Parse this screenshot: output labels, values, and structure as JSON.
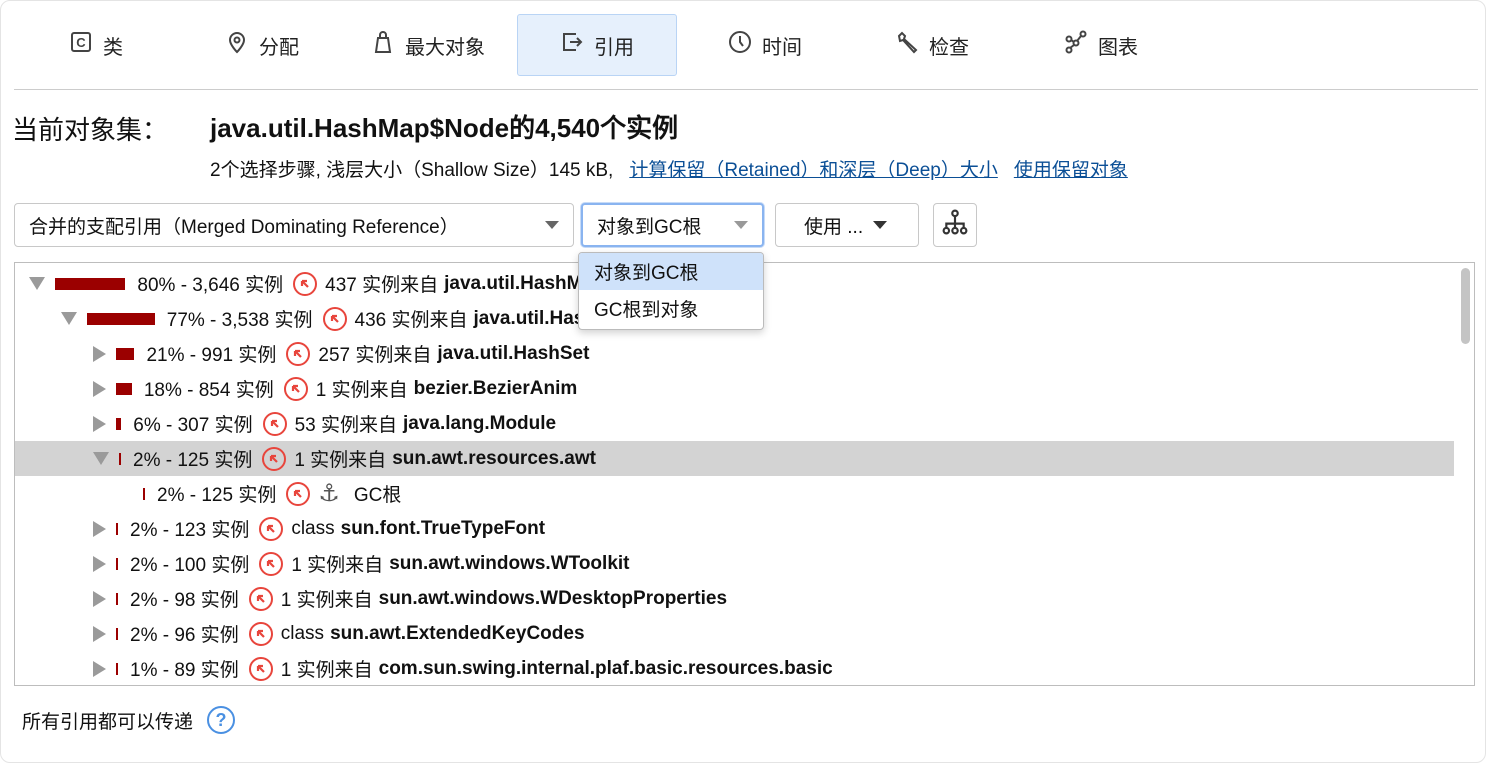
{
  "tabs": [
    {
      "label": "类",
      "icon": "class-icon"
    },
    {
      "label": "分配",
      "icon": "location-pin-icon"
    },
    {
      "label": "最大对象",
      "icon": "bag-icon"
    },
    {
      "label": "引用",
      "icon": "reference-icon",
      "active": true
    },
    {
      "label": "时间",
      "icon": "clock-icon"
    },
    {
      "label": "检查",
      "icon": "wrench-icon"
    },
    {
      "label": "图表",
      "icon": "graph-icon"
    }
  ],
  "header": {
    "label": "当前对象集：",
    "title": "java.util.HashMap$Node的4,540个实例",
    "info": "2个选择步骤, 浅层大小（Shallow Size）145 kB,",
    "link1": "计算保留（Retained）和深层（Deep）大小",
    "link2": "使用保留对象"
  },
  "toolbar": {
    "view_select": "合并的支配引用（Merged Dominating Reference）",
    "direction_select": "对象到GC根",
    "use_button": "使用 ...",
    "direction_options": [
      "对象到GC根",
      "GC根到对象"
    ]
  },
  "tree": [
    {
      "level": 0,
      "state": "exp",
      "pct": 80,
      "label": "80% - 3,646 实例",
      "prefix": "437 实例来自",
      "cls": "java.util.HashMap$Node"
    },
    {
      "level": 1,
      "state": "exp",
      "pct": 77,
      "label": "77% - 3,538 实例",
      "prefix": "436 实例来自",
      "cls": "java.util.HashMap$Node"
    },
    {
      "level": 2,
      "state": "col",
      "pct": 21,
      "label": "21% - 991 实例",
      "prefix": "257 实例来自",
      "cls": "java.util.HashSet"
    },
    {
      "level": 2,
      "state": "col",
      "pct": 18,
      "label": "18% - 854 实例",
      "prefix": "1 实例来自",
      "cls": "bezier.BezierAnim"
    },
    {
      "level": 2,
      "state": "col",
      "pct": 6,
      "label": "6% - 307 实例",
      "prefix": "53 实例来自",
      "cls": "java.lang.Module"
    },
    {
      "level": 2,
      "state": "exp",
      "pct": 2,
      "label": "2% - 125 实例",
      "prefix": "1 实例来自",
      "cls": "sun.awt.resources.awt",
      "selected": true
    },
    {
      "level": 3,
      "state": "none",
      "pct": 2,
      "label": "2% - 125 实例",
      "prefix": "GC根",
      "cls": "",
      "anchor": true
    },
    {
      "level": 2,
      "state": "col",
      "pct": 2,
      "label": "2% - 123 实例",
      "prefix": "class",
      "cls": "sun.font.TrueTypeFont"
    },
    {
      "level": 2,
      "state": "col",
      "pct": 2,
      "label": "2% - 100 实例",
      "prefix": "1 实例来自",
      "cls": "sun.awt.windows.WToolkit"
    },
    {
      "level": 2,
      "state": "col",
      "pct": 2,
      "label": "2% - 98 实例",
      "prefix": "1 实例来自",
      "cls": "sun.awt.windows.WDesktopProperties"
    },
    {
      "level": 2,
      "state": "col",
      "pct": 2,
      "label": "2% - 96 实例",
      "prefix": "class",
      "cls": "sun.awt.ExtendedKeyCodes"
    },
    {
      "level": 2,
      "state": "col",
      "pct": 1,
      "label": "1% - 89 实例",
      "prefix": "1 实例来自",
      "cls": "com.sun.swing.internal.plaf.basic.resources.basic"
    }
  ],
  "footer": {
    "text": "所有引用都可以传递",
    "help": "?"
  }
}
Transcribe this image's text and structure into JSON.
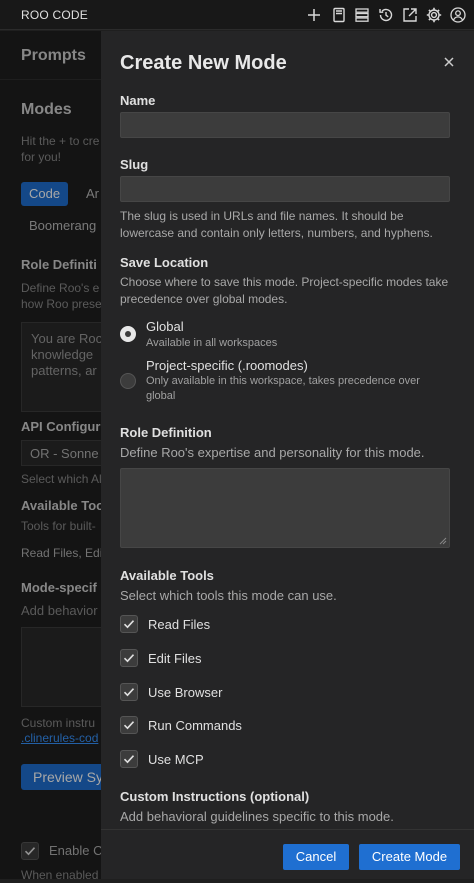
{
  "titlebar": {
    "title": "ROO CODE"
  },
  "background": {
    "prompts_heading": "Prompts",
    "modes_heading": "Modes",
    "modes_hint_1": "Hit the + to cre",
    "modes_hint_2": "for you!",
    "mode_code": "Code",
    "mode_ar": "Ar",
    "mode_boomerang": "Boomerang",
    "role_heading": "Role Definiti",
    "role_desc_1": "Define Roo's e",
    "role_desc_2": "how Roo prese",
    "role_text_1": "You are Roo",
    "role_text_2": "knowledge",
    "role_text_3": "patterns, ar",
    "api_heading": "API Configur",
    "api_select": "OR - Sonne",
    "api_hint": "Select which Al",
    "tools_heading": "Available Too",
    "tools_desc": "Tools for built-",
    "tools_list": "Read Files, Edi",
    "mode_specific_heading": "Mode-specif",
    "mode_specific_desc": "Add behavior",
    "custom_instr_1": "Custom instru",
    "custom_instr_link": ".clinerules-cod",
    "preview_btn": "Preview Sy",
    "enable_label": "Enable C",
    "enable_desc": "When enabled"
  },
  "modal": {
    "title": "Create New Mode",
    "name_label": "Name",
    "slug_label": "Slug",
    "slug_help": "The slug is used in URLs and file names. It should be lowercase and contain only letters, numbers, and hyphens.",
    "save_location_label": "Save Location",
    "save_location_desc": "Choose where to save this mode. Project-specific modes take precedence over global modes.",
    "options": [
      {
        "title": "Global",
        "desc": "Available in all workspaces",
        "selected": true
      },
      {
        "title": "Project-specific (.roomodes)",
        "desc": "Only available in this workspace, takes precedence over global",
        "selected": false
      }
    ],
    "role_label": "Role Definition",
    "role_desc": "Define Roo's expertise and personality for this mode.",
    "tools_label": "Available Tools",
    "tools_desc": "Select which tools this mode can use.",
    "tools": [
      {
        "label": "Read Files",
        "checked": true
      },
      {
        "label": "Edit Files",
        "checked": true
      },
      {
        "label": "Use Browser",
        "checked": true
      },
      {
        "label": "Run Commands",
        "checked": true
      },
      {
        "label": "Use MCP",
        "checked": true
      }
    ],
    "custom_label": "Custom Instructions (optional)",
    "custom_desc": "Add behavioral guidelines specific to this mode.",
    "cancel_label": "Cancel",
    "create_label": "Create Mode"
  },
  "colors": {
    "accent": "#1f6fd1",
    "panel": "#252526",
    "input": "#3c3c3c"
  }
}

→ SHORT PROBLEM: Find every line that holds "Create" and copy it.

→ OUTPUT OF THE EXERCISE:
    "title": "Create New Mode",
    "create_label": "Create Mode"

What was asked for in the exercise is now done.